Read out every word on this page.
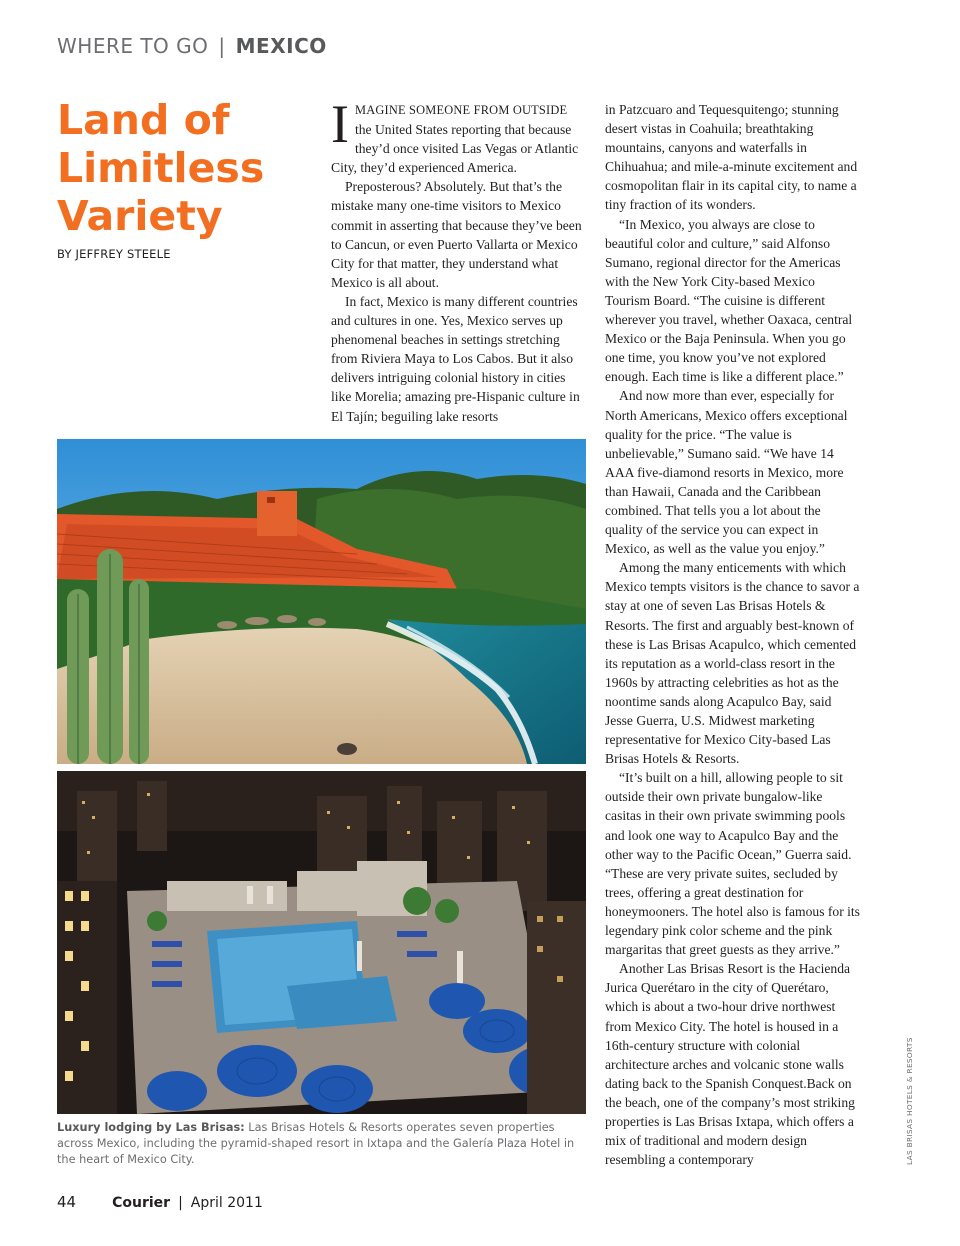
WHERE TO GO | MEXICO
Land of
Limitless
Variety
BY JEFFREY STEELE

IMAGINE SOMEONE FROM OUTSIDE the United States reporting that because they’d once visited Las Vegas or Atlantic City, they’d experienced America.

Preposterous? Absolutely. But that’s the mistake many one-time visitors to Mexico commit in asserting that because they’ve been to Cancun, or even Puerto Vallarta or Mexico City for that matter, they understand what Mexico is all about.

In fact, Mexico is many different countries and cultures in one. Yes, Mexico serves up phenomenal beaches in settings stretching from Riviera Maya to Los Cabos. But it also delivers intriguing colonial history in cities like Morelia; amazing pre-Hispanic culture in El Tajín; beguiling lake resorts

in Patzcuaro and Tequesquitengo; stunning desert vistas in Coahuila; breathtaking mountains, canyons and waterfalls in Chihuahua; and mile-a-minute excitement and cosmopolitan flair in its capital city, to name a tiny fraction of its wonders.

“In Mexico, you always are close to beautiful color and culture,” said Alfonso Sumano, regional director for the Americas with the New York City-based Mexico Tourism Board. “The cuisine is different wherever you travel, whether Oaxaca, central Mexico or the Baja Peninsula. When you go one time, you know you’ve not explored enough. Each time is like a different place.”

And now more than ever, especially for North Americans, Mexico offers exceptional quality for the price. “The value is unbelievable,” Sumano said. “We have 14 AAA five-diamond resorts in Mexico, more than Hawaii, Canada and the Caribbean combined. That tells you a lot about the quality of the service you can expect in Mexico, as well as the value you enjoy.”

Among the many enticements with which Mexico tempts visitors is the chance to savor a stay at one of seven Las Brisas Hotels & Resorts. The first and arguably best-known of these is Las Brisas Acapulco, which cemented its reputation as a world-class resort in the 1960s by attracting celebrities as hot as the noontime sands along Acapulco Bay, said Jesse Guerra, U.S. Midwest marketing representative for Mexico City-based Las Brisas Hotels & Resorts.

“It’s built on a hill, allowing people to sit outside their own private bungalow-like casitas in their own private swimming pools and look one way to Acapulco Bay and the other way to the Pacific Ocean,” Guerra said. “These are very private suites, secluded by trees, offering a great destination for honeymooners. The hotel also is famous for its legendary pink color scheme and the pink margaritas that greet guests as they arrive.”

Another Las Brisas Resort is the Hacienda Jurica Querétaro in the city of Querétaro, which is about a two-hour drive northwest from Mexico City. The hotel is housed in a 16th-century structure with colonial architecture arches and volcanic stone walls dating back to the Spanish Conquest.Back on the beach, one of the company’s most striking properties is Las Brisas Ixtapa, which offers a mix of traditional and modern design resembling a contemporary

Luxury lodging by Las Brisas: Las Brisas Hotels & Resorts operates seven properties across Mexico, including the pyramid-shaped resort in Ixtapa and the Galería Plaza Hotel in the heart of Mexico City.	LAS BRISAS HOTELS & RESORTS
44	Courier | April 2011
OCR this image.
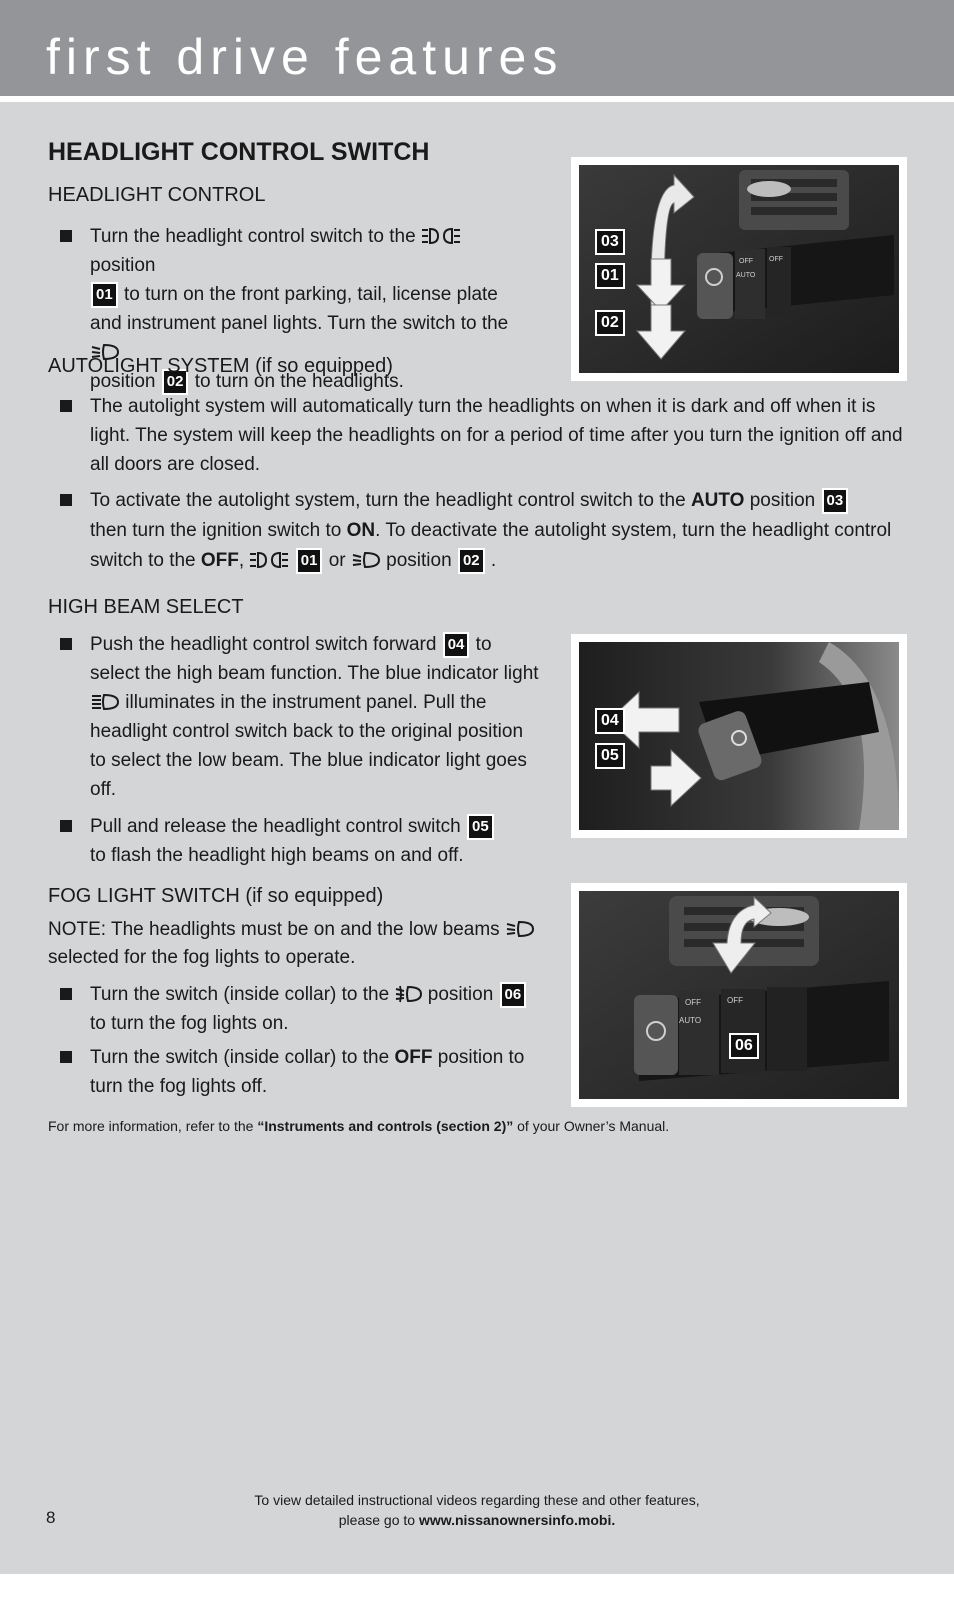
first drive features
HEADLIGHT CONTROL SWITCH
HEADLIGHT CONTROL
Turn the headlight control switch to the  position
01 to turn on the front parking, tail, license plate and instrument panel lights. Turn the switch to the
position 02 to turn on the headlights.
AUTOLIGHT SYSTEM (if so equipped)
The autolight system will automatically turn the headlights on when it is dark and off when it is light. The system will keep the headlights on for a period of time after you turn the ignition off and all doors are closed.
To activate the autolight system, turn the headlight control switch to the AUTO position 03
then turn the ignition switch to ON. To deactivate the autolight system, turn the headlight control switch to the OFF,	01 or position 02 .
HIGH BEAM SELECT
Push the headlight control switch forward 04 to select the high beam function. The blue indicator light  illuminates in the instrument panel. Pull the headlight control switch back to the original position to select the low beam. The blue indicator light goes off.
Pull and release the headlight control switch 05
to flash the headlight high beams on and off.
FOG LIGHT SWITCH (if so equipped)
NOTE: The headlights must be on and the low beams
selected for the fog lights to operate.
Turn the switch (inside collar) to the position 06
to turn the fog lights on.
Turn the switch (inside collar) to the OFF position to turn the fog lights off.
OFF OFF
AUTO
03
01
02
04
05
OFF	OFF
AUTO
06
For more information, refer to the “Instruments and controls (section 2)” of your Owner’s Manual.
To view detailed instructional videos regarding these and other features,
please go to www.nissanownersinfo.mobi.
8
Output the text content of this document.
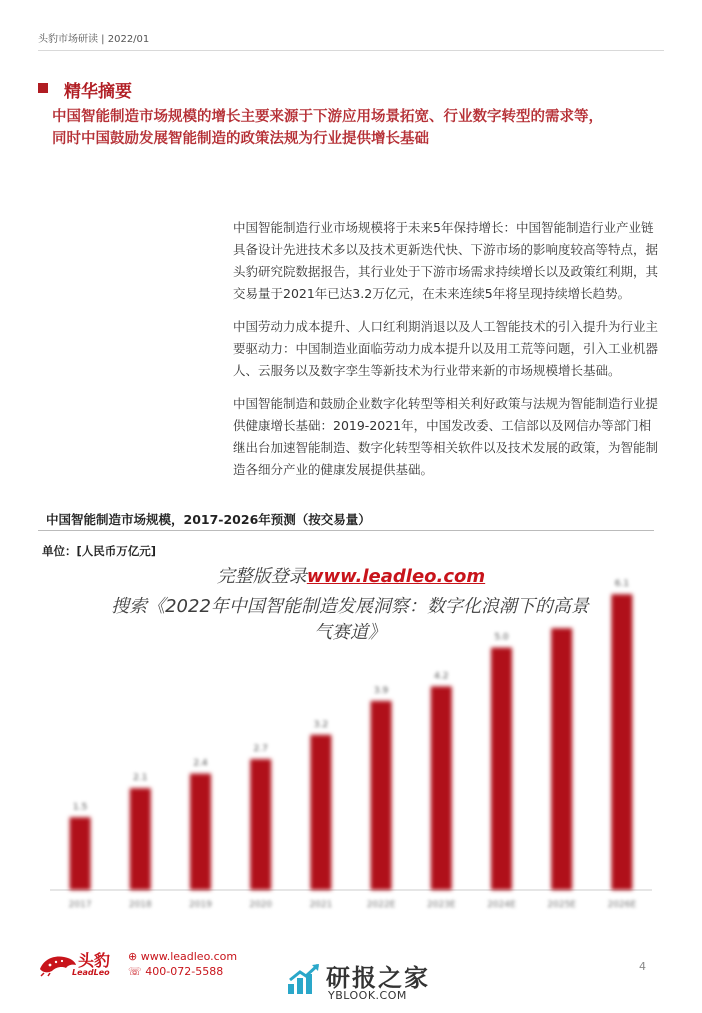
头豹市场研读 | 2022/01
精华摘要
中国智能制造市场规模的增长主要来源于下游应用场景拓宽、行业数字转型的需求等，
同时中国鼓励发展智能制造的政策法规为行业提供增长基础

中国智能制造行业市场规模将于未来5年保持增长：中国智能制造行业产业链具备设计先进技术多以及技术更新迭代快、下游市场的影响度较高等特点，据头豹研究院数据报告，其行业处于下游市场需求持续增长以及政策红利期，其交易量于2021年已达3.2万亿元，在未来连续5年将呈现持续增长趋势。

中国劳动力成本提升、人口红利期消退以及人工智能技术的引入提升为行业主要驱动力：中国制造业面临劳动力成本提升以及用工荒等问题，引入工业机器人、云服务以及数字孪生等新技术为行业带来新的市场规模增长基础。

中国智能制造和鼓励企业数字化转型等相关利好政策与法规为智能制造行业提供健康增长基础：2019-2021年，中国发改委、工信部以及网信办等部门相继出台加速智能制造、数字化转型等相关软件以及技术发展的政策，为智能制造各细分产业的健康发展提供基础。

中国智能制造市场规模，2017-2026年预测（按交易量）
单位：[人民币万亿元]
1.5
2017
2.1
2018
2.4
2019
2.7
2020
3.2
2021
3.9
2022E
4.2
2023E
5.0
2024E	2025E
6.1
2026E
完整版登录www.leadleo.com
搜索《2022年中国智能制造发展洞察：数字化浪潮下的高景
气赛道》
头豹
LeadLeo
⊕ www.leadleo.com
☏ 400-072-5588	研报之家
YBLOOK.COM
4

• **Task goal**
Reproduce the lines above, exactly and exclusively, from the line containing "Output the text content of this document." down to the last line, both included; pictures are not part of the copy.

• **Result of this task**
Output the text content of this document.
头豹市场研读 | 2022/01
精华摘要
中国智能制造市场规模的增长主要来源于下游应用场景拓宽、行业数字转型的需求等，
同时中国鼓励发展智能制造的政策法规为行业提供增长基础

中国智能制造行业市场规模将于未来5年保持增长：中国智能制造行业产业链具备设计先进技术多以及技术更新迭代快、下游市场的影响度较高等特点，据头豹研究院数据报告，其行业处于下游市场需求持续增长以及政策红利期，其交易量于2021年已达3.2万亿元，在未来连续5年将呈现持续增长趋势。

中国劳动力成本提升、人口红利期消退以及人工智能技术的引入提升为行业主要驱动力：中国制造业面临劳动力成本提升以及用工荒等问题，引入工业机器人、云服务以及数字孪生等新技术为行业带来新的市场规模增长基础。

中国智能制造和鼓励企业数字化转型等相关利好政策与法规为智能制造行业提供健康增长基础：2019-2021年，中国发改委、工信部以及网信办等部门相继出台加速智能制造、数字化转型等相关软件以及技术发展的政策，为智能制造各细分产业的健康发展提供基础。

中国智能制造市场规模，2017-2026年预测（按交易量）
单位：[人民币万亿元]
1.5
2017
2.1
2018
2.4
2019
2.7
2020
3.2
2021
3.9
2022E
4.2
2023E
5.0
2024E	2025E
6.1
2026E
完整版登录www.leadleo.com
搜索《2022年中国智能制造发展洞察：数字化浪潮下的高景
气赛道》
头豹
LeadLeo
⊕ www.leadleo.com
☏ 400-072-5588	研报之家
YBLOOK.COM
4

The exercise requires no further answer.